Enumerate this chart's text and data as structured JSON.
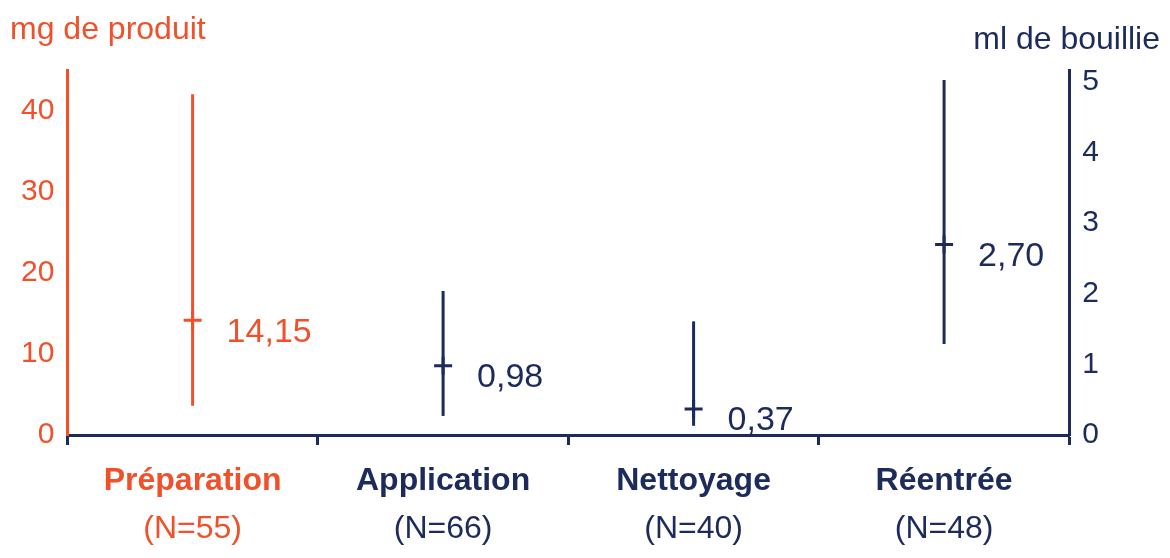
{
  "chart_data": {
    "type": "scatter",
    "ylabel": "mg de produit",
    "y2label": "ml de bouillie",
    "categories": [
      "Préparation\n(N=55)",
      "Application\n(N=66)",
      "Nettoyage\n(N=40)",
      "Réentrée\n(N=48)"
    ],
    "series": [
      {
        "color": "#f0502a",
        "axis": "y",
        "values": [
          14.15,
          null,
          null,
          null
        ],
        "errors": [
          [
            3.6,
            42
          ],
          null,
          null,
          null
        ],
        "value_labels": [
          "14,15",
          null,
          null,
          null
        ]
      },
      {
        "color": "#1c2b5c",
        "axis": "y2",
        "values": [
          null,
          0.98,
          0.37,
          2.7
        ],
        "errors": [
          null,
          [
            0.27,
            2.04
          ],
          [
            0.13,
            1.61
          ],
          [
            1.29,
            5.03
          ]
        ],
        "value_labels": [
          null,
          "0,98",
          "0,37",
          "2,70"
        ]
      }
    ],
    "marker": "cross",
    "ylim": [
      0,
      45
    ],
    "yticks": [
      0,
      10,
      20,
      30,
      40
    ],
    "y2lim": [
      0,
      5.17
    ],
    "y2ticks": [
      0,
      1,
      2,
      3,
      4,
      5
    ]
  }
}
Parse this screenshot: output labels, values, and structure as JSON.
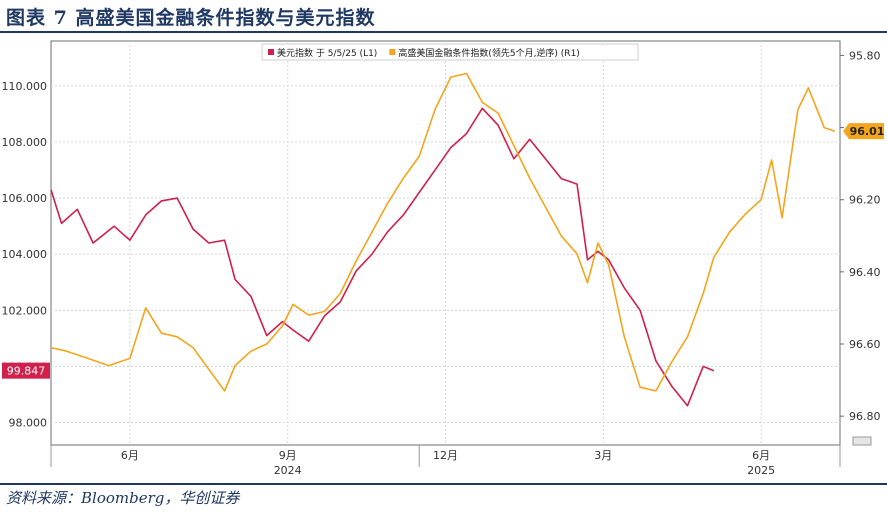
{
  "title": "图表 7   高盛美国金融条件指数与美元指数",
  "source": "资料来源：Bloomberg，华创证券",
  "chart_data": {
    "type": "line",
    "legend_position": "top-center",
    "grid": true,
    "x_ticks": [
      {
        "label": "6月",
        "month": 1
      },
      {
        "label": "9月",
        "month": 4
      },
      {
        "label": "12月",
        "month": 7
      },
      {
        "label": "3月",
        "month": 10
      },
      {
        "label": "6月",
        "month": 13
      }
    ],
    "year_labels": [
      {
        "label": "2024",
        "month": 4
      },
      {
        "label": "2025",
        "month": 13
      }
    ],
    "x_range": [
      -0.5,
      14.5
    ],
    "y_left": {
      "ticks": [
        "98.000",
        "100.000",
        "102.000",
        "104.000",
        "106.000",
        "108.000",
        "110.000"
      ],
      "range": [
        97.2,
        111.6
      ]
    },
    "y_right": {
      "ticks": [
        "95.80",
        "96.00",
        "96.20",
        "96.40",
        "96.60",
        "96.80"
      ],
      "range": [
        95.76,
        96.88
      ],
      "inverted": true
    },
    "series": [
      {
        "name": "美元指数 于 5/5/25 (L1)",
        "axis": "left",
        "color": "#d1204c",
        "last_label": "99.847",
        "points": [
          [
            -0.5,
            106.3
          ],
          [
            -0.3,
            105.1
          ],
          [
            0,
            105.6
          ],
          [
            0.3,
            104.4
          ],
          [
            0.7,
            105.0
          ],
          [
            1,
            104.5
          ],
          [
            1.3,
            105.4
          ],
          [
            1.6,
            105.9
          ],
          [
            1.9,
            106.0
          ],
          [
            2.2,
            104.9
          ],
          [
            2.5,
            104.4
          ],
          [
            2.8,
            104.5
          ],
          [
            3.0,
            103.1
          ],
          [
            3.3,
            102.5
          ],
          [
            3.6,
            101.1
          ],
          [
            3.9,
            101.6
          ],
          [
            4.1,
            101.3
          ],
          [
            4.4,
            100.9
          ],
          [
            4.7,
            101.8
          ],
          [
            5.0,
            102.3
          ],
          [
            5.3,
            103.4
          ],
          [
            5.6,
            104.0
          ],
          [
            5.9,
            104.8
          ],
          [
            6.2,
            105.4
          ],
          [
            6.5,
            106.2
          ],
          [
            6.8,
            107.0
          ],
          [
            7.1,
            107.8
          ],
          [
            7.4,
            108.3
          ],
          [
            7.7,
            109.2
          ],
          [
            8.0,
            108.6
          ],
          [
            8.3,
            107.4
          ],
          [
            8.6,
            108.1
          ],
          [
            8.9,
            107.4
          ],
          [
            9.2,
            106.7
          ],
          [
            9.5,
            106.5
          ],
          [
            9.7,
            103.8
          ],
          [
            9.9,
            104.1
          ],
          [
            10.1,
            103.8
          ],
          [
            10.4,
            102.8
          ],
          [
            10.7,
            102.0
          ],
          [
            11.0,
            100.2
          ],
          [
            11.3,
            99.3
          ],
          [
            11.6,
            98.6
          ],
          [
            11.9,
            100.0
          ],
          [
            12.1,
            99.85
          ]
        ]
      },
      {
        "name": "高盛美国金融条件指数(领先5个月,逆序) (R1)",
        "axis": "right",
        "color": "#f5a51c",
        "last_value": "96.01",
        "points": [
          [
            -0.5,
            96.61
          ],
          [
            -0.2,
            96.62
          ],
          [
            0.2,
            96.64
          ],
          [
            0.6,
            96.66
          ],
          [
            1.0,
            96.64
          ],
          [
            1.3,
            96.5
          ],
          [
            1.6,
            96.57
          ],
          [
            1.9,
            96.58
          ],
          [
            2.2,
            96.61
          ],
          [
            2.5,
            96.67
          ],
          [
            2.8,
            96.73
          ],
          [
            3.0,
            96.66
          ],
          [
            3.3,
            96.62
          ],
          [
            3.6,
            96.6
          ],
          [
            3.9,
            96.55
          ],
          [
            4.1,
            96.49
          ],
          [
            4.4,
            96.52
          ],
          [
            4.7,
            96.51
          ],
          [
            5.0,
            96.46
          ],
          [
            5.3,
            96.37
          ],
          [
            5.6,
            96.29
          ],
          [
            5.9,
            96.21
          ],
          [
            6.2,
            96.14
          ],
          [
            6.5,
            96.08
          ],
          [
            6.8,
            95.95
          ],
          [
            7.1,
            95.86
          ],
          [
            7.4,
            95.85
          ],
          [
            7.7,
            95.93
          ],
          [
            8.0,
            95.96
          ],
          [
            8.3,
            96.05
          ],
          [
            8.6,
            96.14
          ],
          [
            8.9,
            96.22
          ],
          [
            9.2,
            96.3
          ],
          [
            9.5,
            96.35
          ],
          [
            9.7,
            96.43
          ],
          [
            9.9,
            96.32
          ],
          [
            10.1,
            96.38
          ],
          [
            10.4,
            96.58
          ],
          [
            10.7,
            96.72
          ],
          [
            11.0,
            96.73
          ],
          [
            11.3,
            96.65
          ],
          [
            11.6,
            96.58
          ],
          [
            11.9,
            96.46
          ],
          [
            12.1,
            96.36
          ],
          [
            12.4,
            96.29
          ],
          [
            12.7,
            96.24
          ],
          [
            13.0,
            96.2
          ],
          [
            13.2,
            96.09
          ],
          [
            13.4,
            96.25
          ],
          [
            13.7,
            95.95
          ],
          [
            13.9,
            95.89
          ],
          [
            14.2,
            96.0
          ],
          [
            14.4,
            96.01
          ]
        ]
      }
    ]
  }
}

▶ _GOAL_: Leave out the pictures, and give all the records again exactly.

▶ _THE COMPLETED TASK_:
Enumerate this chart's text and data as structured JSON.
{
  "chart_data": {
    "type": "scatter",
    "ylabel": "mg de produit",
    "y2label": "ml de bouillie",
    "categories": [
      "Préparation\n(N=55)",
      "Application\n(N=66)",
      "Nettoyage\n(N=40)",
      "Réentrée\n(N=48)"
    ],
    "series": [
      {
        "color": "#f0502a",
        "axis": "y",
        "values": [
          14.15,
          null,
          null,
          null
        ],
        "errors": [
          [
            3.6,
            42
          ],
          null,
          null,
          null
        ],
        "value_labels": [
          "14,15",
          null,
          null,
          null
        ]
      },
      {
        "color": "#1c2b5c",
        "axis": "y2",
        "values": [
          null,
          0.98,
          0.37,
          2.7
        ],
        "errors": [
          null,
          [
            0.27,
            2.04
          ],
          [
            0.13,
            1.61
          ],
          [
            1.29,
            5.03
          ]
        ],
        "value_labels": [
          null,
          "0,98",
          "0,37",
          "2,70"
        ]
      }
    ],
    "marker": "cross",
    "ylim": [
      0,
      45
    ],
    "yticks": [
      0,
      10,
      20,
      30,
      40
    ],
    "y2lim": [
      0,
      5.17
    ],
    "y2ticks": [
      0,
      1,
      2,
      3,
      4,
      5
    ]
  }
}
Parse this screenshot: output labels, values, and structure as JSON.
{
  "title": "图表 7   高盛美国金融条件指数与美元指数",
  "source": "资料来源：Bloomberg，华创证券",
  "chart_data": {
    "type": "line",
    "legend_position": "top-center",
    "grid": true,
    "x_ticks": [
      {
        "label": "6月",
        "month": 1
      },
      {
        "label": "9月",
        "month": 4
      },
      {
        "label": "12月",
        "month": 7
      },
      {
        "label": "3月",
        "month": 10
      },
      {
        "label": "6月",
        "month": 13
      }
    ],
    "year_labels": [
      {
        "label": "2024",
        "month": 4
      },
      {
        "label": "2025",
        "month": 13
      }
    ],
    "x_range": [
      -0.5,
      14.5
    ],
    "y_left": {
      "ticks": [
        "98.000",
        "100.000",
        "102.000",
        "104.000",
        "106.000",
        "108.000",
        "110.000"
      ],
      "range": [
        97.2,
        111.6
      ]
    },
    "y_right": {
      "ticks": [
        "95.80",
        "96.00",
        "96.20",
        "96.40",
        "96.60",
        "96.80"
      ],
      "range": [
        95.76,
        96.88
      ],
      "inverted": true
    },
    "series": [
      {
        "name": "美元指数 于 5/5/25 (L1)",
        "axis": "left",
        "color": "#d1204c",
        "last_label": "99.847",
        "points": [
          [
            -0.5,
            106.3
          ],
          [
            -0.3,
            105.1
          ],
          [
            0,
            105.6
          ],
          [
            0.3,
            104.4
          ],
          [
            0.7,
            105.0
          ],
          [
            1,
            104.5
          ],
          [
            1.3,
            105.4
          ],
          [
            1.6,
            105.9
          ],
          [
            1.9,
            106.0
          ],
          [
            2.2,
            104.9
          ],
          [
            2.5,
            104.4
          ],
          [
            2.8,
            104.5
          ],
          [
            3.0,
            103.1
          ],
          [
            3.3,
            102.5
          ],
          [
            3.6,
            101.1
          ],
          [
            3.9,
            101.6
          ],
          [
            4.1,
            101.3
          ],
          [
            4.4,
            100.9
          ],
          [
            4.7,
            101.8
          ],
          [
            5.0,
            102.3
          ],
          [
            5.3,
            103.4
          ],
          [
            5.6,
            104.0
          ],
          [
            5.9,
            104.8
          ],
          [
            6.2,
            105.4
          ],
          [
            6.5,
            106.2
          ],
          [
            6.8,
            107.0
          ],
          [
            7.1,
            107.8
          ],
          [
            7.4,
            108.3
          ],
          [
            7.7,
            109.2
          ],
          [
            8.0,
            108.6
          ],
          [
            8.3,
            107.4
          ],
          [
            8.6,
            108.1
          ],
          [
            8.9,
            107.4
          ],
          [
            9.2,
            106.7
          ],
          [
            9.5,
            106.5
          ],
          [
            9.7,
            103.8
          ],
          [
            9.9,
            104.1
          ],
          [
            10.1,
            103.8
          ],
          [
            10.4,
            102.8
          ],
          [
            10.7,
            102.0
          ],
          [
            11.0,
            100.2
          ],
          [
            11.3,
            99.3
          ],
          [
            11.6,
            98.6
          ],
          [
            11.9,
            100.0
          ],
          [
            12.1,
            99.85
          ]
        ]
      },
      {
        "name": "高盛美国金融条件指数(领先5个月,逆序) (R1)",
        "axis": "right",
        "color": "#f5a51c",
        "last_value": "96.01",
        "points": [
          [
            -0.5,
            96.61
          ],
          [
            -0.2,
            96.62
          ],
          [
            0.2,
            96.64
          ],
          [
            0.6,
            96.66
          ],
          [
            1.0,
            96.64
          ],
          [
            1.3,
            96.5
          ],
          [
            1.6,
            96.57
          ],
          [
            1.9,
            96.58
          ],
          [
            2.2,
            96.61
          ],
          [
            2.5,
            96.67
          ],
          [
            2.8,
            96.73
          ],
          [
            3.0,
            96.66
          ],
          [
            3.3,
            96.62
          ],
          [
            3.6,
            96.6
          ],
          [
            3.9,
            96.55
          ],
          [
            4.1,
            96.49
          ],
          [
            4.4,
            96.52
          ],
          [
            4.7,
            96.51
          ],
          [
            5.0,
            96.46
          ],
          [
            5.3,
            96.37
          ],
          [
            5.6,
            96.29
          ],
          [
            5.9,
            96.21
          ],
          [
            6.2,
            96.14
          ],
          [
            6.5,
            96.08
          ],
          [
            6.8,
            95.95
          ],
          [
            7.1,
            95.86
          ],
          [
            7.4,
            95.85
          ],
          [
            7.7,
            95.93
          ],
          [
            8.0,
            95.96
          ],
          [
            8.3,
            96.05
          ],
          [
            8.6,
            96.14
          ],
          [
            8.9,
            96.22
          ],
          [
            9.2,
            96.3
          ],
          [
            9.5,
            96.35
          ],
          [
            9.7,
            96.43
          ],
          [
            9.9,
            96.32
          ],
          [
            10.1,
            96.38
          ],
          [
            10.4,
            96.58
          ],
          [
            10.7,
            96.72
          ],
          [
            11.0,
            96.73
          ],
          [
            11.3,
            96.65
          ],
          [
            11.6,
            96.58
          ],
          [
            11.9,
            96.46
          ],
          [
            12.1,
            96.36
          ],
          [
            12.4,
            96.29
          ],
          [
            12.7,
            96.24
          ],
          [
            13.0,
            96.2
          ],
          [
            13.2,
            96.09
          ],
          [
            13.4,
            96.25
          ],
          [
            13.7,
            95.95
          ],
          [
            13.9,
            95.89
          ],
          [
            14.2,
            96.0
          ],
          [
            14.4,
            96.01
          ]
        ]
      }
    ]
  }
}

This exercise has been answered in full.